-- START OF SOURCE DATA --
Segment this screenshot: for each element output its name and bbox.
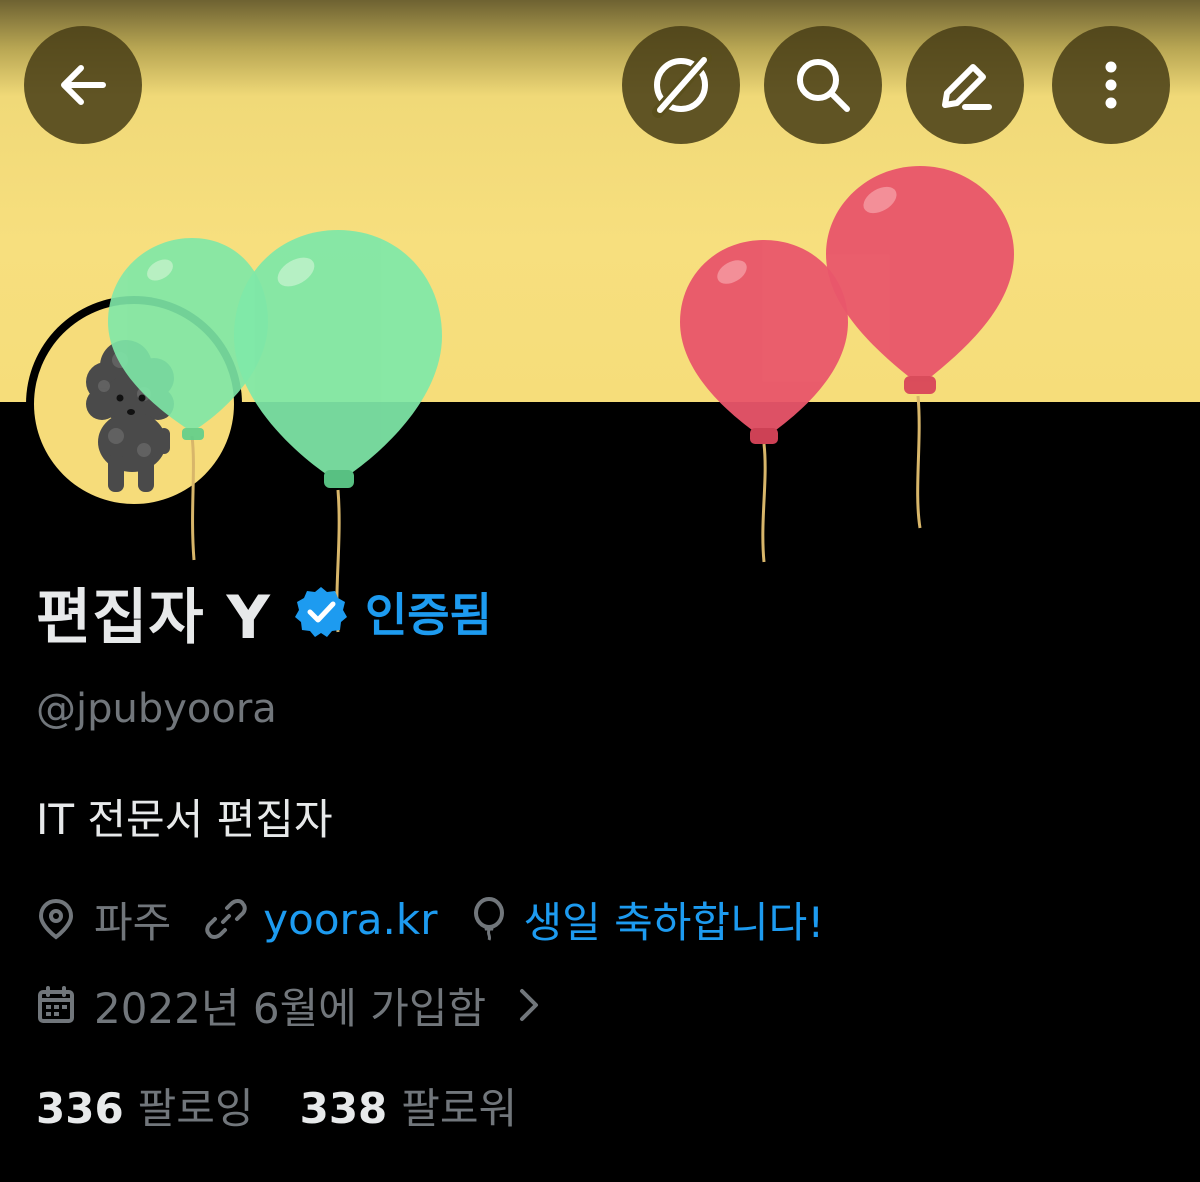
bio: IT 전문서 편집자 <box>36 795 333 844</box>
edit-button[interactable] <box>906 26 1024 144</box>
arrow-left-icon <box>61 65 106 105</box>
follow-stats: 336 팔로잉 338 팔로워 <box>36 1074 563 1136</box>
grok-icon <box>652 52 712 118</box>
search-icon <box>797 59 850 112</box>
profile-avatar[interactable] <box>26 296 242 512</box>
poodle-icon <box>86 340 174 492</box>
followers-count: 338 <box>299 1083 388 1133</box>
following-label: 팔로잉 <box>137 1083 254 1133</box>
location-text: 파주 <box>94 897 172 947</box>
avatar-image <box>34 304 234 504</box>
verified-badge-icon[interactable] <box>293 584 349 640</box>
name-row: 편집자 Y 인증됨 <box>36 572 492 653</box>
birthday-text[interactable]: 생일 축하합니다! <box>523 889 824 950</box>
following-link[interactable]: 336 팔로잉 <box>36 1075 254 1136</box>
handle: @jpubyoora <box>36 686 277 732</box>
display-name: 편집자 Y <box>36 582 271 653</box>
joined-text: 2022년 6월에 가입함 <box>94 983 487 1033</box>
chevron-right-icon <box>520 989 539 1021</box>
profile-screen: 편집자 Y 인증됨 @jpubyoora IT 전문서 편집자 파주 yoora… <box>0 0 1200 1182</box>
following-count: 336 <box>36 1083 124 1133</box>
edit-icon <box>942 64 992 110</box>
profile-meta-row: 파주 yoora.kr 생일 축하합니다! <box>36 888 824 950</box>
location-pin-icon <box>38 898 74 940</box>
verified-label[interactable]: 인증됨 <box>365 579 492 645</box>
balloon-icon <box>474 897 505 941</box>
more-button[interactable] <box>1052 26 1170 144</box>
link-icon <box>205 899 248 939</box>
joined-date-row[interactable]: 2022년 6월에 가입함 <box>36 974 544 1036</box>
search-button[interactable] <box>764 26 882 144</box>
followers-label: 팔로워 <box>401 1083 518 1133</box>
back-button[interactable] <box>24 26 142 144</box>
followers-link[interactable]: 338 팔로워 <box>300 1075 518 1136</box>
more-vertical-icon <box>1105 61 1117 109</box>
calendar-icon <box>38 986 74 1023</box>
grok-button[interactable] <box>622 26 740 144</box>
website-link[interactable]: yoora.kr <box>263 895 437 944</box>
-- END OF SOURCE DATA --
### TASK BRIEF
Copy all of the lines above word for word, omitting the picture.

### SOLUTION BELOW
Segment this screenshot: for each element output its name and bbox.
bio: IT 전문서 편집자 <box>36 795 333 844</box>
edit-button[interactable] <box>906 26 1024 144</box>
arrow-left-icon <box>61 65 106 105</box>
follow-stats: 336 팔로잉 338 팔로워 <box>36 1074 563 1136</box>
grok-icon <box>652 52 712 118</box>
search-icon <box>797 59 850 112</box>
profile-avatar[interactable] <box>26 296 242 512</box>
poodle-icon <box>86 340 174 492</box>
followers-count: 338 <box>299 1083 388 1133</box>
following-label: 팔로잉 <box>137 1083 254 1133</box>
location-text: 파주 <box>94 897 172 947</box>
avatar-image <box>34 304 234 504</box>
verified-badge-icon[interactable] <box>293 584 349 640</box>
name-row: 편집자 Y 인증됨 <box>36 572 492 653</box>
birthday-text[interactable]: 생일 축하합니다! <box>523 889 824 950</box>
following-link[interactable]: 336 팔로잉 <box>36 1075 254 1136</box>
handle: @jpubyoora <box>36 686 277 732</box>
display-name: 편집자 Y <box>36 582 271 653</box>
joined-text: 2022년 6월에 가입함 <box>94 983 487 1033</box>
chevron-right-icon <box>520 989 539 1021</box>
profile-screen: 편집자 Y 인증됨 @jpubyoora IT 전문서 편집자 파주 yoora… <box>0 0 1200 1182</box>
following-count: 336 <box>36 1083 124 1133</box>
edit-icon <box>942 64 992 110</box>
profile-meta-row: 파주 yoora.kr 생일 축하합니다! <box>36 888 824 950</box>
location-pin-icon <box>38 898 74 940</box>
verified-label[interactable]: 인증됨 <box>365 579 492 645</box>
balloon-icon <box>474 897 505 941</box>
more-button[interactable] <box>1052 26 1170 144</box>
link-icon <box>205 899 248 939</box>
joined-date-row[interactable]: 2022년 6월에 가입함 <box>36 974 544 1036</box>
search-button[interactable] <box>764 26 882 144</box>
followers-label: 팔로워 <box>401 1083 518 1133</box>
back-button[interactable] <box>24 26 142 144</box>
followers-link[interactable]: 338 팔로워 <box>300 1075 518 1136</box>
more-vertical-icon <box>1105 61 1117 109</box>
calendar-icon <box>38 986 74 1023</box>
grok-button[interactable] <box>622 26 740 144</box>
website-link[interactable]: yoora.kr <box>263 895 437 944</box>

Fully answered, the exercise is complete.